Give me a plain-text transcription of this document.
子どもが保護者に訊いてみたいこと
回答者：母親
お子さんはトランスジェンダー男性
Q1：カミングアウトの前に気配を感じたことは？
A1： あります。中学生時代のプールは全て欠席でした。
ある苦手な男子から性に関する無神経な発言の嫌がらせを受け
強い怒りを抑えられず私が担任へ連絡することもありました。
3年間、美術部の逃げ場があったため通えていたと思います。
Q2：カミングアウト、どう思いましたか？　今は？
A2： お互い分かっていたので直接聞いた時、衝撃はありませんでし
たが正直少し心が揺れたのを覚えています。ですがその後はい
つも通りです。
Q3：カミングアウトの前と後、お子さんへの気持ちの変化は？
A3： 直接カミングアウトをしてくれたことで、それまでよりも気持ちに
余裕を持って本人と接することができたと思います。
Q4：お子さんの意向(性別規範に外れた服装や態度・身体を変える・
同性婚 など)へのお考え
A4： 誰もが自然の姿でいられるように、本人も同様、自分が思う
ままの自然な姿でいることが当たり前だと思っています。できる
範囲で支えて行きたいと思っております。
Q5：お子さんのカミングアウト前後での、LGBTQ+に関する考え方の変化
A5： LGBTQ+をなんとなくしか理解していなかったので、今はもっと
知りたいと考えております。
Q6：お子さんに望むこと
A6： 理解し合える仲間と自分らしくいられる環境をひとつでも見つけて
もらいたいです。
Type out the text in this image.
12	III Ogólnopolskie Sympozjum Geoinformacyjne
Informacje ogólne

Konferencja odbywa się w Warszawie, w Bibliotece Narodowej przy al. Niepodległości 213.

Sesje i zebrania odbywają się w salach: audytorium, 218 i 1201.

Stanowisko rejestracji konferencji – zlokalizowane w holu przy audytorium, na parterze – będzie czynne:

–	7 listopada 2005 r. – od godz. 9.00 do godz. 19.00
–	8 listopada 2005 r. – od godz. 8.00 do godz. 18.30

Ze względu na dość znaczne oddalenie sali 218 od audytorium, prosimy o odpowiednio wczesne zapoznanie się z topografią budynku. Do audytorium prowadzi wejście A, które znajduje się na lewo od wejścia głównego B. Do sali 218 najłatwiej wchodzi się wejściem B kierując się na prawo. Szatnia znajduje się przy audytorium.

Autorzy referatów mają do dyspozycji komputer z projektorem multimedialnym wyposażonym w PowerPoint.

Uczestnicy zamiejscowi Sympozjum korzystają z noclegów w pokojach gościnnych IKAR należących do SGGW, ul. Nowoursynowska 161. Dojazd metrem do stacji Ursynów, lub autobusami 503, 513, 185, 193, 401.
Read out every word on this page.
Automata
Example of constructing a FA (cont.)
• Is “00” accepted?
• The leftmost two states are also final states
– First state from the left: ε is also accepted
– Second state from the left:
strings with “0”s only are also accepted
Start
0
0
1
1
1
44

▸ **Task goal**:
Report each line of the material above where the word "godz" appears.

▸ **Complete output**:
–	7 listopada 2005 r. – od godz. 9.00 do godz. 19.00
–	8 listopada 2005 r. – od godz. 8.00 do godz. 18.30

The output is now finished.